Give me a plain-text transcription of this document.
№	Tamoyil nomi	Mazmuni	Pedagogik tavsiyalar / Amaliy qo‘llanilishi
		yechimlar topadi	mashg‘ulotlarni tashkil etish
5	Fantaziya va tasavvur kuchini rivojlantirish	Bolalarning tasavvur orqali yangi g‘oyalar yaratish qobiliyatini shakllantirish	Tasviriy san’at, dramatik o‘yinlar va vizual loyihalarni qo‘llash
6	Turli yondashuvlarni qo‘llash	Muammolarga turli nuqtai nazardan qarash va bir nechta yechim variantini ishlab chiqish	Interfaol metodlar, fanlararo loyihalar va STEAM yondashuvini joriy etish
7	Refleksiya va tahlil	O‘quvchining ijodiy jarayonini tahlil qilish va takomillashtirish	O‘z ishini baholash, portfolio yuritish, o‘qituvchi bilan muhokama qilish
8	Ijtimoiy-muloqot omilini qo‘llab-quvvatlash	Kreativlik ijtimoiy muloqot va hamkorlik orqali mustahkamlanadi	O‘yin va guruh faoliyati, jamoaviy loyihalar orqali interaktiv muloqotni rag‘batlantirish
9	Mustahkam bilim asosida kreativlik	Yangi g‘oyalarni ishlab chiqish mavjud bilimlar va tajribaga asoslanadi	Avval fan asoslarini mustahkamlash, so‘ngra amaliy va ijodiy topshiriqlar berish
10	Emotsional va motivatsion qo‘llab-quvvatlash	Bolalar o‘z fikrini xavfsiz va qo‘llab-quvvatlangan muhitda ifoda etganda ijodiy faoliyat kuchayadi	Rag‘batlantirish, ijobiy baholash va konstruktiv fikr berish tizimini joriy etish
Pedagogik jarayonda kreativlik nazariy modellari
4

───

Write only the number of lines in the records that include the word "llab".

2